Structured figure records
+ + +

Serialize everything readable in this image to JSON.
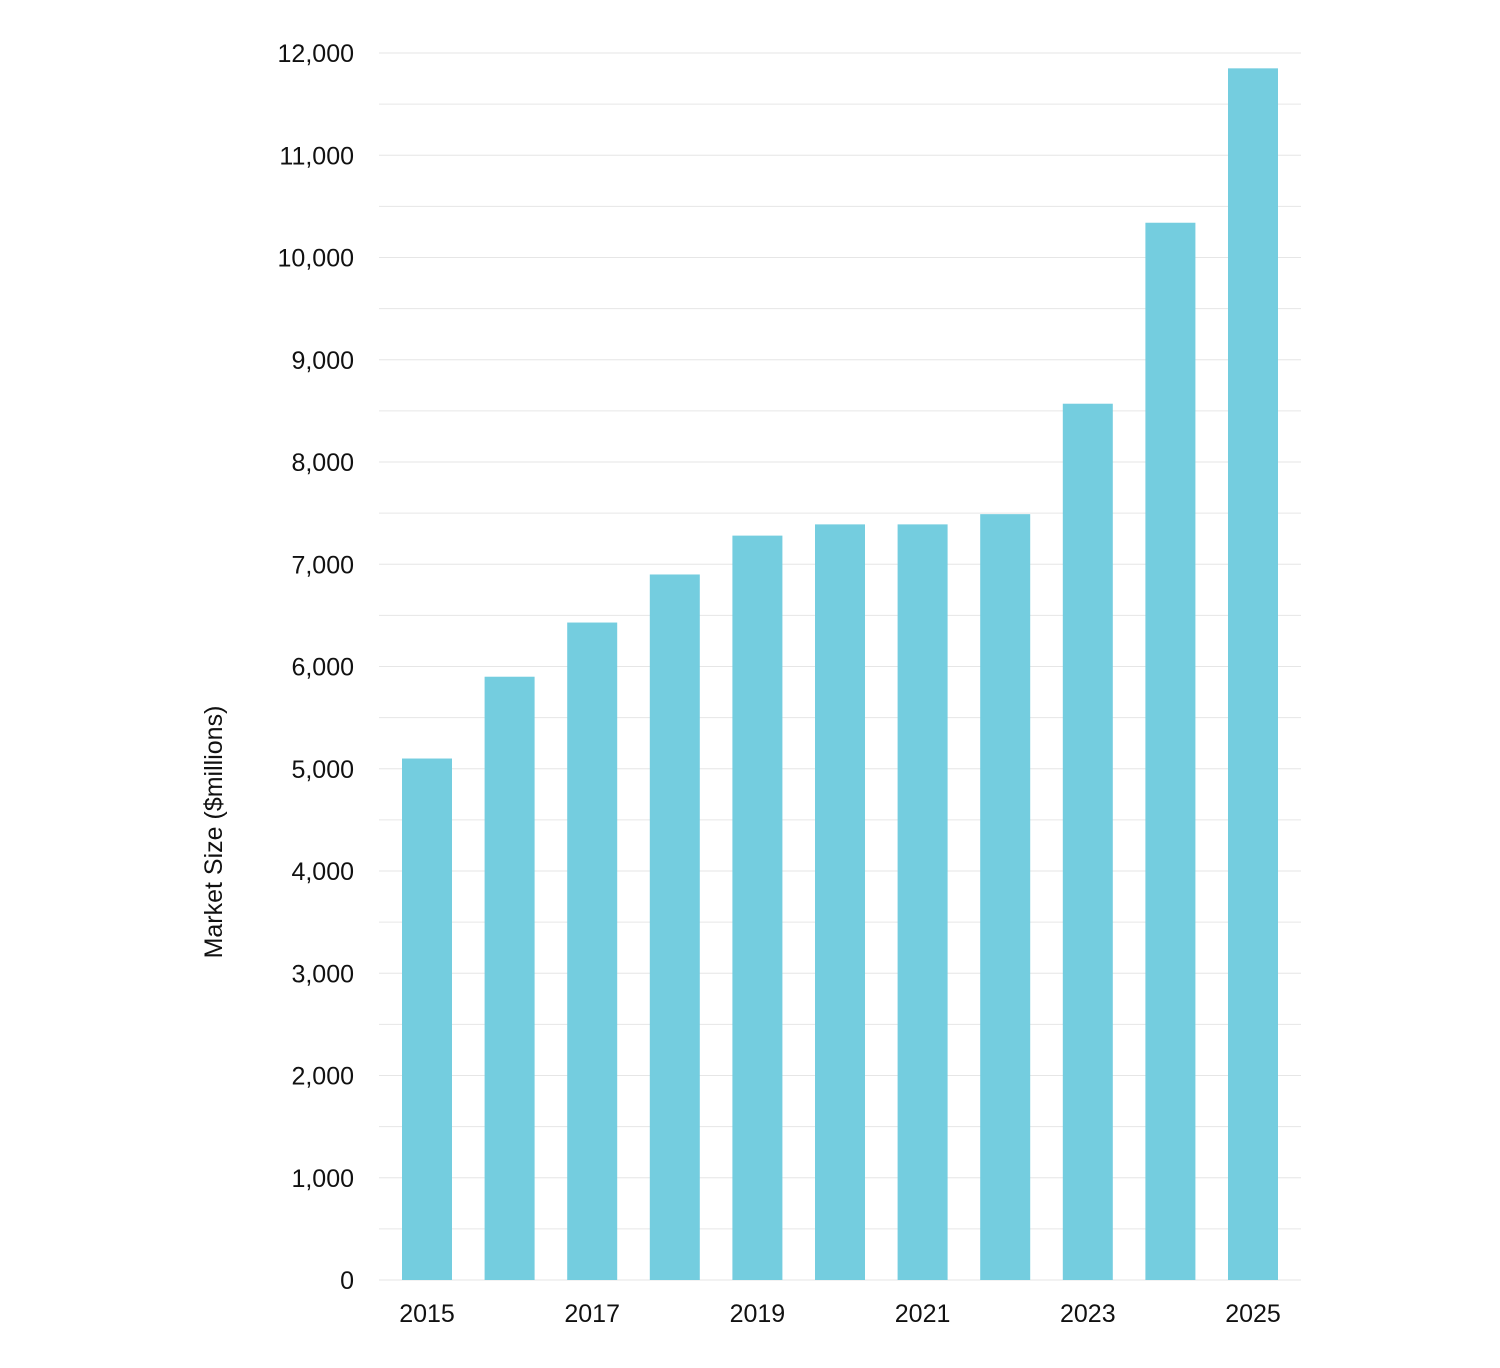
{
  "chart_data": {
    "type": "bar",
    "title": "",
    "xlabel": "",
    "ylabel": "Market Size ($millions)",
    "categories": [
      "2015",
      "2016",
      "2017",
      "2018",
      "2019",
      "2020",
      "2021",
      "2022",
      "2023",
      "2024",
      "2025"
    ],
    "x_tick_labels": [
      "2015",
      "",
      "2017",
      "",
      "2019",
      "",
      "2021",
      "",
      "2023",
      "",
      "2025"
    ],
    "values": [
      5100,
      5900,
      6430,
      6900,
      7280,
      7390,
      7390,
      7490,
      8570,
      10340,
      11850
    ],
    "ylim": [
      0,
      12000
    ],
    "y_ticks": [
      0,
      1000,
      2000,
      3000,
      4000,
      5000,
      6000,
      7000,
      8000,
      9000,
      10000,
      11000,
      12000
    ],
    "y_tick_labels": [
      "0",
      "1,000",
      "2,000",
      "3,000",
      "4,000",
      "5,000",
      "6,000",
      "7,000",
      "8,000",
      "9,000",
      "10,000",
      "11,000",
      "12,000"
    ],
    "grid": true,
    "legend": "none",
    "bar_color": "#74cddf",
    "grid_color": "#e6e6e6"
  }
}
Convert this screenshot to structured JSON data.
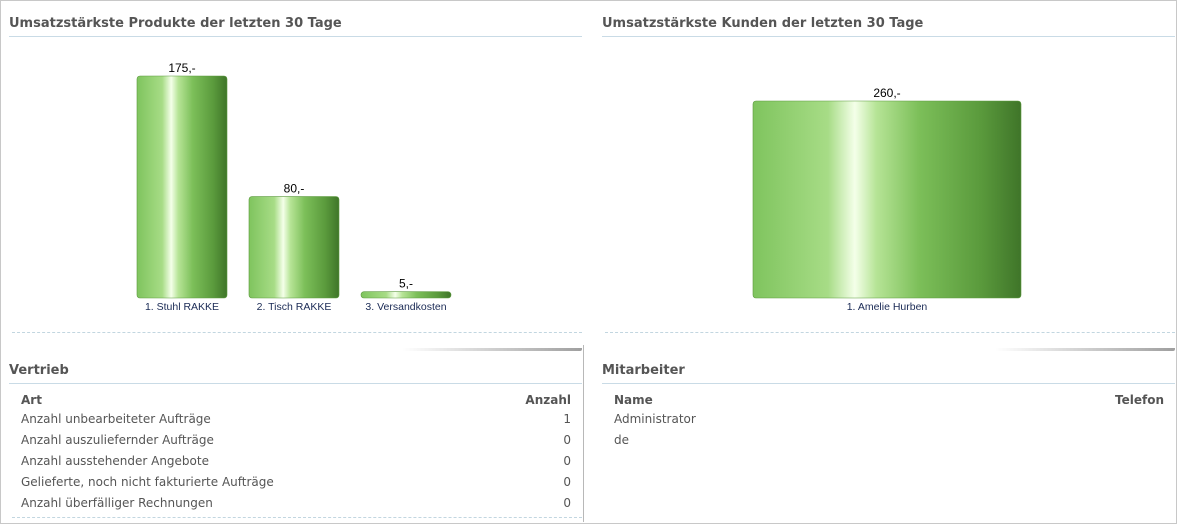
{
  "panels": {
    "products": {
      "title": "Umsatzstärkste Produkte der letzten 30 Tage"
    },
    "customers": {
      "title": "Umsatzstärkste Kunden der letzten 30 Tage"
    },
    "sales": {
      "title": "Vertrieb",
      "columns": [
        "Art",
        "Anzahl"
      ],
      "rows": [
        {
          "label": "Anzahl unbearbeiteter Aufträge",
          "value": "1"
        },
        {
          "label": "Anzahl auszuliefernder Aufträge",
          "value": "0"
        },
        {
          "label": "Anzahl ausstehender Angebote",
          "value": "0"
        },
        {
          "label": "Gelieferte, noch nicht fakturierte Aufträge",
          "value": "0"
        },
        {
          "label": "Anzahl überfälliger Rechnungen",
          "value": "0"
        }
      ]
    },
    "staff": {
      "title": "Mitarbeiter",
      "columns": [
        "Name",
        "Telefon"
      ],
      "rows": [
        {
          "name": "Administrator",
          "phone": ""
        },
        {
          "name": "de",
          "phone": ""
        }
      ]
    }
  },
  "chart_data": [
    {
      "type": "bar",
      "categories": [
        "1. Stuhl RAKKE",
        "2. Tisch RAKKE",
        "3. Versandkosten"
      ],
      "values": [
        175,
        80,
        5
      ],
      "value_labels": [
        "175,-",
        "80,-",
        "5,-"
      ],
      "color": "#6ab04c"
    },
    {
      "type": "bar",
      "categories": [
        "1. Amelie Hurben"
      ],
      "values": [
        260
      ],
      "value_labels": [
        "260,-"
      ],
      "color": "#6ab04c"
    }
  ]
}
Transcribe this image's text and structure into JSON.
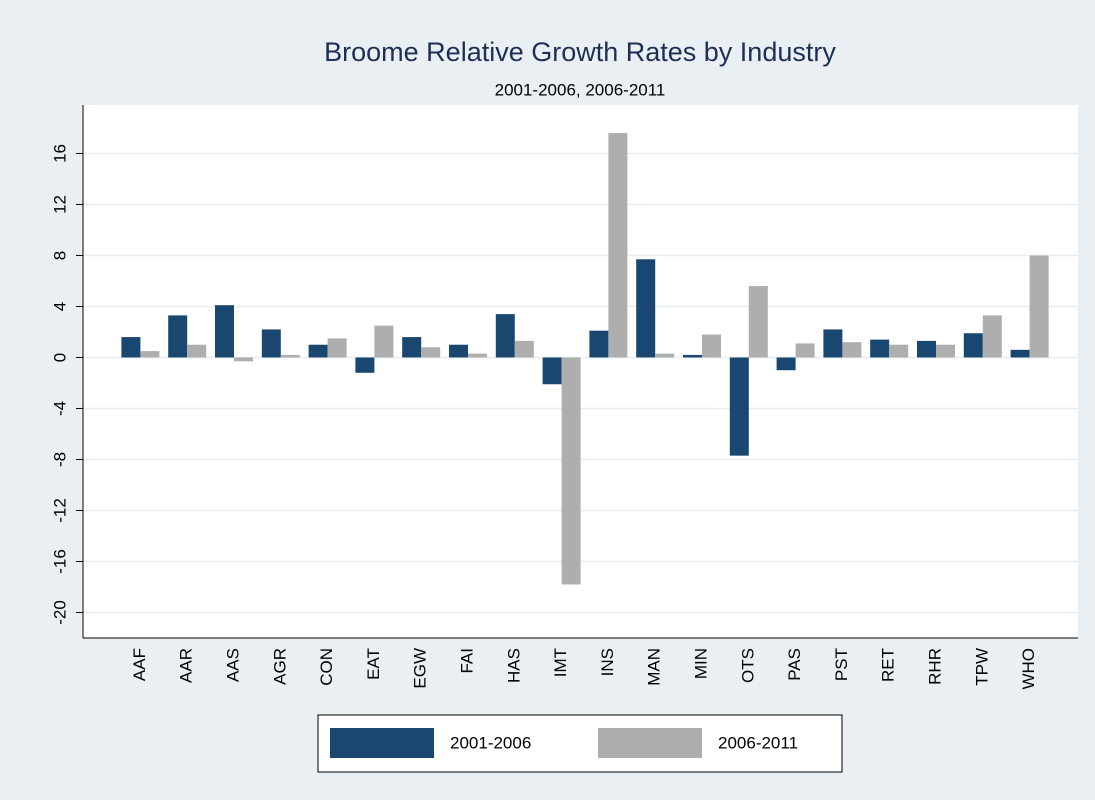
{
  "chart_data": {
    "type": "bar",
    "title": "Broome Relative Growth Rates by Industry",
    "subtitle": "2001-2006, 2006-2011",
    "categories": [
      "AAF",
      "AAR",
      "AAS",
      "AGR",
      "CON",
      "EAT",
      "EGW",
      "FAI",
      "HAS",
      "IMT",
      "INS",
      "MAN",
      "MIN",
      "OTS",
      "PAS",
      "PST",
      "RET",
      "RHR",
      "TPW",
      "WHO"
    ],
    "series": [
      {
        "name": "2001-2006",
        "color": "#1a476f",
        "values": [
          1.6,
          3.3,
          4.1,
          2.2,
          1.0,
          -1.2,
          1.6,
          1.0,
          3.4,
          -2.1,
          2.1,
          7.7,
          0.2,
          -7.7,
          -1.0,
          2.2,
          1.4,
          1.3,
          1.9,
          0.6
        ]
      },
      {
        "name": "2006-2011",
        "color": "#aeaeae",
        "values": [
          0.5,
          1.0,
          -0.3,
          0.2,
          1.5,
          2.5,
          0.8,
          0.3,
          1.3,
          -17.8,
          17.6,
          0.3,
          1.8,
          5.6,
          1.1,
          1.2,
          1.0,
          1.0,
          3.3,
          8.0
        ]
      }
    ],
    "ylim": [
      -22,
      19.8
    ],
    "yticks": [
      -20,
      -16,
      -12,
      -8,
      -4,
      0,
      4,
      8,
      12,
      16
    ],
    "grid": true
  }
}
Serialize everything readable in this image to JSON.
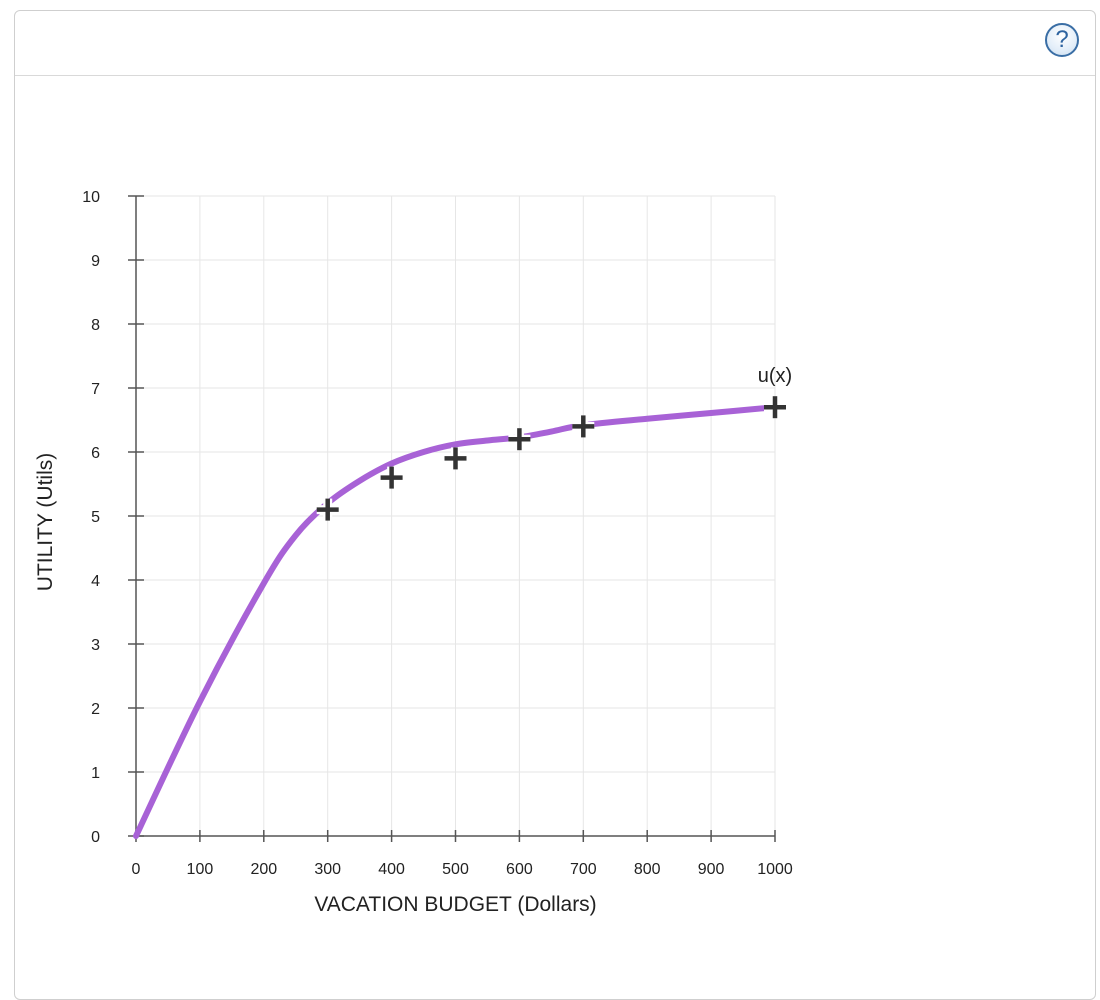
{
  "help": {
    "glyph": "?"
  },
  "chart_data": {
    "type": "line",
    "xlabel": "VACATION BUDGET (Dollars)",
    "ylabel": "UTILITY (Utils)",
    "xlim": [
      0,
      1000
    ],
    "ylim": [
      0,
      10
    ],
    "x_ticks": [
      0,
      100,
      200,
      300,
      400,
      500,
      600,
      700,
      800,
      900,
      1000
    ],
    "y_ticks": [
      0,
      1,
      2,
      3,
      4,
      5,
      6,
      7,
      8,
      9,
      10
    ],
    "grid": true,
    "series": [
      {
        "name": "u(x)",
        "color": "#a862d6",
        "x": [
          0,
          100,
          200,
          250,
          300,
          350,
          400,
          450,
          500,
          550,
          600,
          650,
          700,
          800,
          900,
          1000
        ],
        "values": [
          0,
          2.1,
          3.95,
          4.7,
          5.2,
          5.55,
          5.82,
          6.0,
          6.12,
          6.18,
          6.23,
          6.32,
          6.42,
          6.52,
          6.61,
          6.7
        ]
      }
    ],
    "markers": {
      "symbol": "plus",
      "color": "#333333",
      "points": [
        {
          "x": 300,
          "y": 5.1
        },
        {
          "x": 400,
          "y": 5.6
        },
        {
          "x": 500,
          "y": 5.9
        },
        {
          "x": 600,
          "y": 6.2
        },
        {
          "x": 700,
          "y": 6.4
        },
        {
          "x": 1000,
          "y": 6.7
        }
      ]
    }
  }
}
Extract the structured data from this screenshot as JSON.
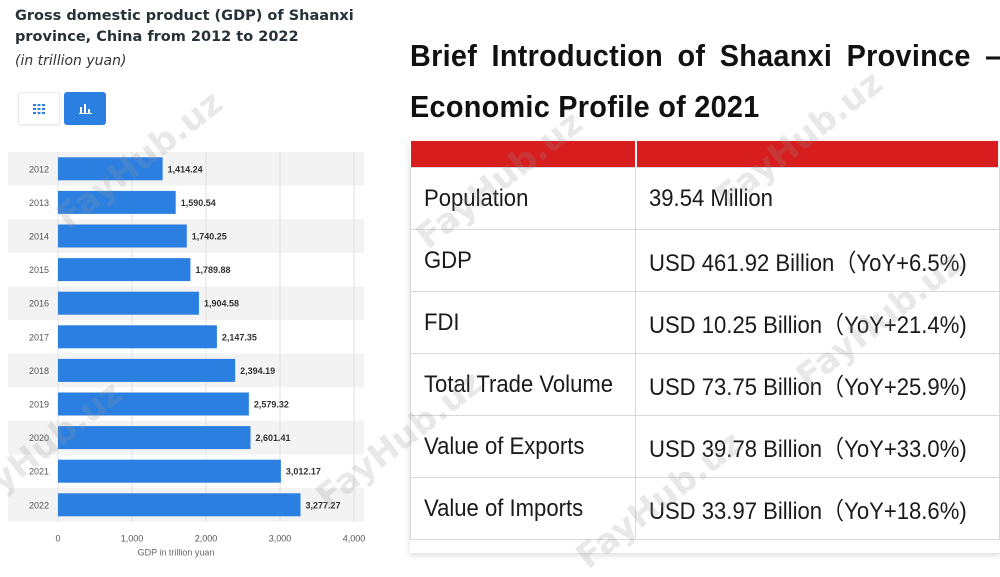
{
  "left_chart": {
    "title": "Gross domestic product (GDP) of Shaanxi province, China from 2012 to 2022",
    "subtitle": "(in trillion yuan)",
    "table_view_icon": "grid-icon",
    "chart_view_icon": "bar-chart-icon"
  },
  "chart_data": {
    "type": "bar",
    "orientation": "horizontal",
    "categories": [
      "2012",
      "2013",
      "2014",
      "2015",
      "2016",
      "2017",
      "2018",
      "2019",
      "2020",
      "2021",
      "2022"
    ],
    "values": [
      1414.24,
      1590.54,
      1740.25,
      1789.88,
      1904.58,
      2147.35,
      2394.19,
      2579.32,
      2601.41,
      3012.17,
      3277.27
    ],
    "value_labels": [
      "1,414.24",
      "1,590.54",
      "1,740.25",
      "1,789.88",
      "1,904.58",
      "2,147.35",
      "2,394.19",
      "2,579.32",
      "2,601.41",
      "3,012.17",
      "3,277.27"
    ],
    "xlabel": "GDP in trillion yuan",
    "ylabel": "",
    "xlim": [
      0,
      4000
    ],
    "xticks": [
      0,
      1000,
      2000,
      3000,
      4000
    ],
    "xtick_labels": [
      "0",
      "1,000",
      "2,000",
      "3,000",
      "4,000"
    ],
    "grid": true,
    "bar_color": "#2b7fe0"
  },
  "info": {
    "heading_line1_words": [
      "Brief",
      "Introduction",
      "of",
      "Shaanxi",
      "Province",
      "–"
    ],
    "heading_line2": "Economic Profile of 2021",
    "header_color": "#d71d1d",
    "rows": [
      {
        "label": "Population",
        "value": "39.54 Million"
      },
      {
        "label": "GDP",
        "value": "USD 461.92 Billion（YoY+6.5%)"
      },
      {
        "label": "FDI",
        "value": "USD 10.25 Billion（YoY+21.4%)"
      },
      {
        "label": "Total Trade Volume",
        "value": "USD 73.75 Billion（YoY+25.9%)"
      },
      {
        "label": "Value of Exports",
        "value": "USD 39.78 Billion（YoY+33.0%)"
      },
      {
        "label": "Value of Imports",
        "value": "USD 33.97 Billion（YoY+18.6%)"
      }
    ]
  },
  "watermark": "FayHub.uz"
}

+ + +

-- Written instruction --
Locate the string "Billion" in the listing above and copy every line where it occurs.

-- Answer --
        "value": "USD 461.92 Billion（YoY+6.5%)"
        "value": "USD 10.25 Billion（YoY+21.4%)"
        "value": "USD 73.75 Billion（YoY+25.9%)"
        "value": "USD 39.78 Billion（YoY+33.0%)"
        "value": "USD 33.97 Billion（YoY+18.6%)"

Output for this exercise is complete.